Data entries:
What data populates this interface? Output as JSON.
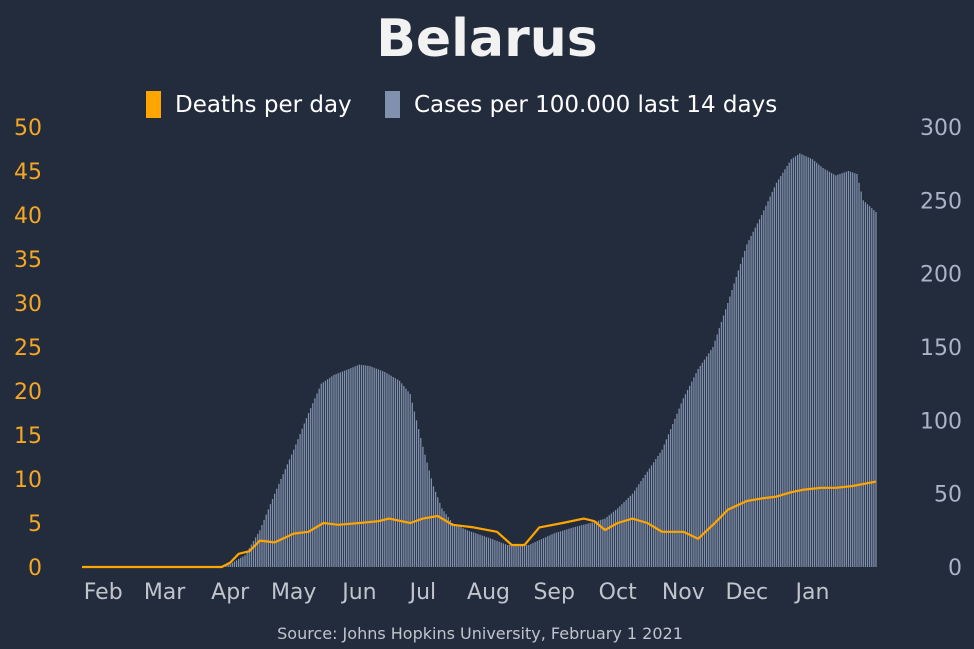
{
  "chart_data": {
    "type": "bar+line",
    "title": "Belarus",
    "source": "Source: Johns Hopkins University, February 1 2021",
    "legend": {
      "placement": "top-center",
      "entries": [
        {
          "label": "Deaths per day",
          "color": "#ffa500",
          "icon": "orange-square"
        },
        {
          "label": "Cases per 100.000 last 14 days",
          "color": "#8191ad",
          "icon": "slate-square"
        }
      ]
    },
    "x_axis": {
      "domain": [
        "2020-01-22",
        "2021-01-31"
      ],
      "ticks": [
        {
          "date": "2020-02-01",
          "label": "Feb"
        },
        {
          "date": "2020-03-01",
          "label": "Mar"
        },
        {
          "date": "2020-04-01",
          "label": "Apr"
        },
        {
          "date": "2020-05-01",
          "label": "May"
        },
        {
          "date": "2020-06-01",
          "label": "Jun"
        },
        {
          "date": "2020-07-01",
          "label": "Jul"
        },
        {
          "date": "2020-08-01",
          "label": "Aug"
        },
        {
          "date": "2020-09-01",
          "label": "Sep"
        },
        {
          "date": "2020-10-01",
          "label": "Oct"
        },
        {
          "date": "2020-11-01",
          "label": "Nov"
        },
        {
          "date": "2020-12-01",
          "label": "Dec"
        },
        {
          "date": "2021-01-01",
          "label": "Jan"
        }
      ]
    },
    "y_left": {
      "ylim": [
        0,
        50
      ],
      "ticks": [
        0,
        5,
        10,
        15,
        20,
        25,
        30,
        35,
        40,
        45,
        50
      ],
      "color": "#f5a623"
    },
    "y_right": {
      "ylim": [
        0,
        300
      ],
      "ticks": [
        0,
        50,
        100,
        150,
        200,
        250,
        300
      ],
      "color": "#aab4c8"
    },
    "colors": {
      "background": "#232c3d",
      "bars": "#8191ad",
      "line": "#ffa500",
      "title": "#f2f2f2",
      "axis_text": "#c0c4cc"
    },
    "series": [
      {
        "name": "Cases per 100.000 last 14 days",
        "axis": "right",
        "type": "bar",
        "points": [
          [
            "2020-01-22",
            0
          ],
          [
            "2020-03-25",
            0
          ],
          [
            "2020-04-01",
            2
          ],
          [
            "2020-04-08",
            8
          ],
          [
            "2020-04-15",
            25
          ],
          [
            "2020-04-22",
            50
          ],
          [
            "2020-05-01",
            80
          ],
          [
            "2020-05-08",
            105
          ],
          [
            "2020-05-14",
            125
          ],
          [
            "2020-05-20",
            131
          ],
          [
            "2020-05-27",
            135
          ],
          [
            "2020-06-01",
            138
          ],
          [
            "2020-06-06",
            137
          ],
          [
            "2020-06-13",
            133
          ],
          [
            "2020-06-20",
            127
          ],
          [
            "2020-06-25",
            118
          ],
          [
            "2020-07-01",
            82
          ],
          [
            "2020-07-06",
            55
          ],
          [
            "2020-07-10",
            40
          ],
          [
            "2020-07-15",
            30
          ],
          [
            "2020-07-22",
            25
          ],
          [
            "2020-08-01",
            20
          ],
          [
            "2020-08-10",
            15
          ],
          [
            "2020-08-20",
            15
          ],
          [
            "2020-09-01",
            23
          ],
          [
            "2020-09-10",
            27
          ],
          [
            "2020-09-18",
            30
          ],
          [
            "2020-09-25",
            33
          ],
          [
            "2020-10-01",
            40
          ],
          [
            "2020-10-08",
            50
          ],
          [
            "2020-10-15",
            65
          ],
          [
            "2020-10-22",
            80
          ],
          [
            "2020-11-01",
            115
          ],
          [
            "2020-11-08",
            135
          ],
          [
            "2020-11-15",
            150
          ],
          [
            "2020-11-22",
            180
          ],
          [
            "2020-12-01",
            220
          ],
          [
            "2020-12-08",
            240
          ],
          [
            "2020-12-15",
            262
          ],
          [
            "2020-12-22",
            278
          ],
          [
            "2020-12-26",
            282
          ],
          [
            "2021-01-01",
            278
          ],
          [
            "2021-01-06",
            272
          ],
          [
            "2021-01-12",
            267
          ],
          [
            "2021-01-18",
            270
          ],
          [
            "2021-01-22",
            268
          ],
          [
            "2021-01-25",
            250
          ],
          [
            "2021-01-31",
            242
          ]
        ]
      },
      {
        "name": "Deaths per day",
        "axis": "left",
        "type": "line",
        "points": [
          [
            "2020-01-22",
            0
          ],
          [
            "2020-03-28",
            0
          ],
          [
            "2020-04-01",
            0.5
          ],
          [
            "2020-04-05",
            1.5
          ],
          [
            "2020-04-10",
            1.8
          ],
          [
            "2020-04-15",
            3
          ],
          [
            "2020-04-22",
            2.8
          ],
          [
            "2020-05-01",
            3.8
          ],
          [
            "2020-05-08",
            4
          ],
          [
            "2020-05-15",
            5
          ],
          [
            "2020-05-22",
            4.8
          ],
          [
            "2020-06-01",
            5
          ],
          [
            "2020-06-10",
            5.2
          ],
          [
            "2020-06-15",
            5.5
          ],
          [
            "2020-06-25",
            5
          ],
          [
            "2020-07-01",
            5.5
          ],
          [
            "2020-07-08",
            5.8
          ],
          [
            "2020-07-15",
            4.8
          ],
          [
            "2020-07-25",
            4.5
          ],
          [
            "2020-08-05",
            4
          ],
          [
            "2020-08-12",
            2.5
          ],
          [
            "2020-08-18",
            2.5
          ],
          [
            "2020-08-25",
            4.5
          ],
          [
            "2020-09-05",
            5
          ],
          [
            "2020-09-15",
            5.5
          ],
          [
            "2020-09-20",
            5.2
          ],
          [
            "2020-09-25",
            4.2
          ],
          [
            "2020-10-01",
            5
          ],
          [
            "2020-10-08",
            5.5
          ],
          [
            "2020-10-15",
            5
          ],
          [
            "2020-10-22",
            4
          ],
          [
            "2020-11-01",
            4
          ],
          [
            "2020-11-08",
            3.2
          ],
          [
            "2020-11-15",
            4.8
          ],
          [
            "2020-11-22",
            6.5
          ],
          [
            "2020-12-01",
            7.5
          ],
          [
            "2020-12-08",
            7.8
          ],
          [
            "2020-12-15",
            8
          ],
          [
            "2020-12-22",
            8.5
          ],
          [
            "2020-12-28",
            8.8
          ],
          [
            "2021-01-05",
            9
          ],
          [
            "2021-01-12",
            9
          ],
          [
            "2021-01-20",
            9.2
          ],
          [
            "2021-01-31",
            9.7
          ]
        ]
      }
    ]
  }
}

Written instruction:
All of the records need repeating exactly, except for the pictures.

Solution to this task:
What data populates this interface? Output as JSON.
{
  "chart_data": {
    "type": "bar+line",
    "title": "Belarus",
    "source": "Source: Johns Hopkins University, February 1 2021",
    "legend": {
      "placement": "top-center",
      "entries": [
        {
          "label": "Deaths per day",
          "color": "#ffa500",
          "icon": "orange-square"
        },
        {
          "label": "Cases per 100.000 last 14 days",
          "color": "#8191ad",
          "icon": "slate-square"
        }
      ]
    },
    "x_axis": {
      "domain": [
        "2020-01-22",
        "2021-01-31"
      ],
      "ticks": [
        {
          "date": "2020-02-01",
          "label": "Feb"
        },
        {
          "date": "2020-03-01",
          "label": "Mar"
        },
        {
          "date": "2020-04-01",
          "label": "Apr"
        },
        {
          "date": "2020-05-01",
          "label": "May"
        },
        {
          "date": "2020-06-01",
          "label": "Jun"
        },
        {
          "date": "2020-07-01",
          "label": "Jul"
        },
        {
          "date": "2020-08-01",
          "label": "Aug"
        },
        {
          "date": "2020-09-01",
          "label": "Sep"
        },
        {
          "date": "2020-10-01",
          "label": "Oct"
        },
        {
          "date": "2020-11-01",
          "label": "Nov"
        },
        {
          "date": "2020-12-01",
          "label": "Dec"
        },
        {
          "date": "2021-01-01",
          "label": "Jan"
        }
      ]
    },
    "y_left": {
      "ylim": [
        0,
        50
      ],
      "ticks": [
        0,
        5,
        10,
        15,
        20,
        25,
        30,
        35,
        40,
        45,
        50
      ],
      "color": "#f5a623"
    },
    "y_right": {
      "ylim": [
        0,
        300
      ],
      "ticks": [
        0,
        50,
        100,
        150,
        200,
        250,
        300
      ],
      "color": "#aab4c8"
    },
    "colors": {
      "background": "#232c3d",
      "bars": "#8191ad",
      "line": "#ffa500",
      "title": "#f2f2f2",
      "axis_text": "#c0c4cc"
    },
    "series": [
      {
        "name": "Cases per 100.000 last 14 days",
        "axis": "right",
        "type": "bar",
        "points": [
          [
            "2020-01-22",
            0
          ],
          [
            "2020-03-25",
            0
          ],
          [
            "2020-04-01",
            2
          ],
          [
            "2020-04-08",
            8
          ],
          [
            "2020-04-15",
            25
          ],
          [
            "2020-04-22",
            50
          ],
          [
            "2020-05-01",
            80
          ],
          [
            "2020-05-08",
            105
          ],
          [
            "2020-05-14",
            125
          ],
          [
            "2020-05-20",
            131
          ],
          [
            "2020-05-27",
            135
          ],
          [
            "2020-06-01",
            138
          ],
          [
            "2020-06-06",
            137
          ],
          [
            "2020-06-13",
            133
          ],
          [
            "2020-06-20",
            127
          ],
          [
            "2020-06-25",
            118
          ],
          [
            "2020-07-01",
            82
          ],
          [
            "2020-07-06",
            55
          ],
          [
            "2020-07-10",
            40
          ],
          [
            "2020-07-15",
            30
          ],
          [
            "2020-07-22",
            25
          ],
          [
            "2020-08-01",
            20
          ],
          [
            "2020-08-10",
            15
          ],
          [
            "2020-08-20",
            15
          ],
          [
            "2020-09-01",
            23
          ],
          [
            "2020-09-10",
            27
          ],
          [
            "2020-09-18",
            30
          ],
          [
            "2020-09-25",
            33
          ],
          [
            "2020-10-01",
            40
          ],
          [
            "2020-10-08",
            50
          ],
          [
            "2020-10-15",
            65
          ],
          [
            "2020-10-22",
            80
          ],
          [
            "2020-11-01",
            115
          ],
          [
            "2020-11-08",
            135
          ],
          [
            "2020-11-15",
            150
          ],
          [
            "2020-11-22",
            180
          ],
          [
            "2020-12-01",
            220
          ],
          [
            "2020-12-08",
            240
          ],
          [
            "2020-12-15",
            262
          ],
          [
            "2020-12-22",
            278
          ],
          [
            "2020-12-26",
            282
          ],
          [
            "2021-01-01",
            278
          ],
          [
            "2021-01-06",
            272
          ],
          [
            "2021-01-12",
            267
          ],
          [
            "2021-01-18",
            270
          ],
          [
            "2021-01-22",
            268
          ],
          [
            "2021-01-25",
            250
          ],
          [
            "2021-01-31",
            242
          ]
        ]
      },
      {
        "name": "Deaths per day",
        "axis": "left",
        "type": "line",
        "points": [
          [
            "2020-01-22",
            0
          ],
          [
            "2020-03-28",
            0
          ],
          [
            "2020-04-01",
            0.5
          ],
          [
            "2020-04-05",
            1.5
          ],
          [
            "2020-04-10",
            1.8
          ],
          [
            "2020-04-15",
            3
          ],
          [
            "2020-04-22",
            2.8
          ],
          [
            "2020-05-01",
            3.8
          ],
          [
            "2020-05-08",
            4
          ],
          [
            "2020-05-15",
            5
          ],
          [
            "2020-05-22",
            4.8
          ],
          [
            "2020-06-01",
            5
          ],
          [
            "2020-06-10",
            5.2
          ],
          [
            "2020-06-15",
            5.5
          ],
          [
            "2020-06-25",
            5
          ],
          [
            "2020-07-01",
            5.5
          ],
          [
            "2020-07-08",
            5.8
          ],
          [
            "2020-07-15",
            4.8
          ],
          [
            "2020-07-25",
            4.5
          ],
          [
            "2020-08-05",
            4
          ],
          [
            "2020-08-12",
            2.5
          ],
          [
            "2020-08-18",
            2.5
          ],
          [
            "2020-08-25",
            4.5
          ],
          [
            "2020-09-05",
            5
          ],
          [
            "2020-09-15",
            5.5
          ],
          [
            "2020-09-20",
            5.2
          ],
          [
            "2020-09-25",
            4.2
          ],
          [
            "2020-10-01",
            5
          ],
          [
            "2020-10-08",
            5.5
          ],
          [
            "2020-10-15",
            5
          ],
          [
            "2020-10-22",
            4
          ],
          [
            "2020-11-01",
            4
          ],
          [
            "2020-11-08",
            3.2
          ],
          [
            "2020-11-15",
            4.8
          ],
          [
            "2020-11-22",
            6.5
          ],
          [
            "2020-12-01",
            7.5
          ],
          [
            "2020-12-08",
            7.8
          ],
          [
            "2020-12-15",
            8
          ],
          [
            "2020-12-22",
            8.5
          ],
          [
            "2020-12-28",
            8.8
          ],
          [
            "2021-01-05",
            9
          ],
          [
            "2021-01-12",
            9
          ],
          [
            "2021-01-20",
            9.2
          ],
          [
            "2021-01-31",
            9.7
          ]
        ]
      }
    ]
  }
}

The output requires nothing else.